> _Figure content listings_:
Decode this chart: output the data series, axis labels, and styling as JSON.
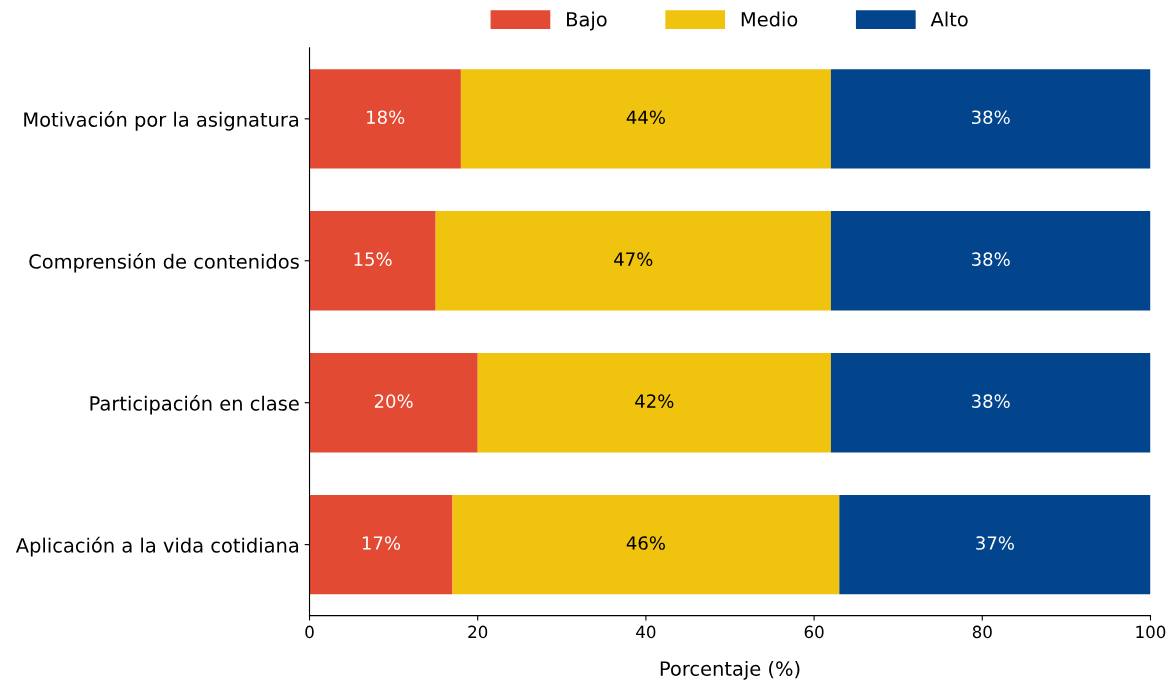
{
  "chart_data": {
    "type": "bar",
    "orientation": "horizontal",
    "stacked": true,
    "xlabel": "Porcentaje (%)",
    "categories": [
      "Motivación por la asignatura",
      "Comprensión de contenidos",
      "Participación en clase",
      "Aplicación a la vida cotidiana"
    ],
    "series": [
      {
        "name": "Bajo",
        "color": "#e34a33",
        "values": [
          18,
          15,
          20,
          17
        ],
        "value_labels": [
          "18%",
          "15%",
          "20%",
          "17%"
        ]
      },
      {
        "name": "Medio",
        "color": "#f0c30f",
        "values": [
          44,
          47,
          42,
          46
        ],
        "value_labels": [
          "44%",
          "47%",
          "42%",
          "46%"
        ]
      },
      {
        "name": "Alto",
        "color": "#03458c",
        "values": [
          38,
          38,
          38,
          37
        ],
        "value_labels": [
          "38%",
          "38%",
          "38%",
          "37%"
        ]
      }
    ],
    "xlim": [
      0,
      100
    ],
    "xticks": [
      0,
      20,
      40,
      60,
      80,
      100
    ],
    "grid": false,
    "legend": "top"
  }
}
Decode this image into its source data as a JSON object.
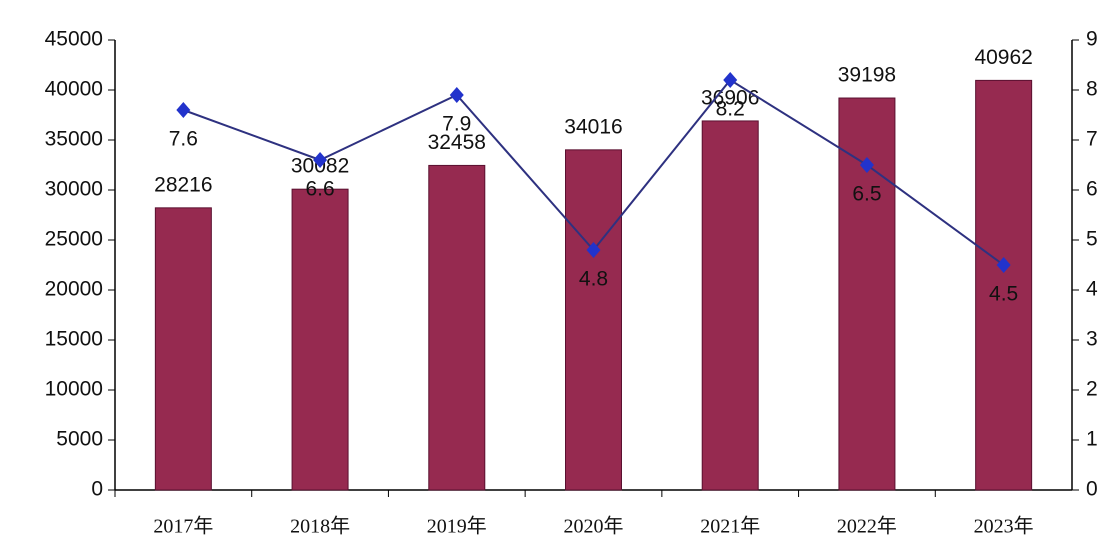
{
  "chart_data": {
    "type": "bar-line",
    "categories": [
      "2017年",
      "2018年",
      "2019年",
      "2020年",
      "2021年",
      "2022年",
      "2023年"
    ],
    "series": [
      {
        "type": "bar",
        "color": "#962a50",
        "values": [
          28216,
          30082,
          32458,
          34016,
          36906,
          39198,
          40962
        ]
      },
      {
        "type": "line",
        "axis": "y2",
        "color": "#2e3180",
        "marker_color": "#2233cc",
        "values": [
          7.6,
          6.6,
          7.9,
          4.8,
          8.2,
          6.5,
          4.5
        ]
      }
    ],
    "ylim": [
      0,
      45000
    ],
    "yticks": [
      0,
      5000,
      10000,
      15000,
      20000,
      25000,
      30000,
      35000,
      40000,
      45000
    ],
    "y2lim": [
      0,
      9
    ],
    "y2ticks": [
      0,
      1,
      2,
      3,
      4,
      5,
      6,
      7,
      8,
      9
    ]
  }
}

> _Task to complete_:
Except for the pictures, print the data above exactly.

> _Exercise solution_:
Decode this chart: output the data series, axis labels, and styling as JSON.
{
  "chart_data": {
    "type": "bar",
    "orientation": "horizontal",
    "stacked": true,
    "xlabel": "Porcentaje (%)",
    "categories": [
      "Motivación por la asignatura",
      "Comprensión de contenidos",
      "Participación en clase",
      "Aplicación a la vida cotidiana"
    ],
    "series": [
      {
        "name": "Bajo",
        "color": "#e34a33",
        "values": [
          18,
          15,
          20,
          17
        ],
        "value_labels": [
          "18%",
          "15%",
          "20%",
          "17%"
        ]
      },
      {
        "name": "Medio",
        "color": "#f0c30f",
        "values": [
          44,
          47,
          42,
          46
        ],
        "value_labels": [
          "44%",
          "47%",
          "42%",
          "46%"
        ]
      },
      {
        "name": "Alto",
        "color": "#03458c",
        "values": [
          38,
          38,
          38,
          37
        ],
        "value_labels": [
          "38%",
          "38%",
          "38%",
          "37%"
        ]
      }
    ],
    "xlim": [
      0,
      100
    ],
    "xticks": [
      0,
      20,
      40,
      60,
      80,
      100
    ],
    "grid": false,
    "legend": "top"
  }
}
Decode this image into its source data as a JSON object.
{
  "chart_data": {
    "type": "bar-line",
    "categories": [
      "2017年",
      "2018年",
      "2019年",
      "2020年",
      "2021年",
      "2022年",
      "2023年"
    ],
    "series": [
      {
        "type": "bar",
        "color": "#962a50",
        "values": [
          28216,
          30082,
          32458,
          34016,
          36906,
          39198,
          40962
        ]
      },
      {
        "type": "line",
        "axis": "y2",
        "color": "#2e3180",
        "marker_color": "#2233cc",
        "values": [
          7.6,
          6.6,
          7.9,
          4.8,
          8.2,
          6.5,
          4.5
        ]
      }
    ],
    "ylim": [
      0,
      45000
    ],
    "yticks": [
      0,
      5000,
      10000,
      15000,
      20000,
      25000,
      30000,
      35000,
      40000,
      45000
    ],
    "y2lim": [
      0,
      9
    ],
    "y2ticks": [
      0,
      1,
      2,
      3,
      4,
      5,
      6,
      7,
      8,
      9
    ]
  }
}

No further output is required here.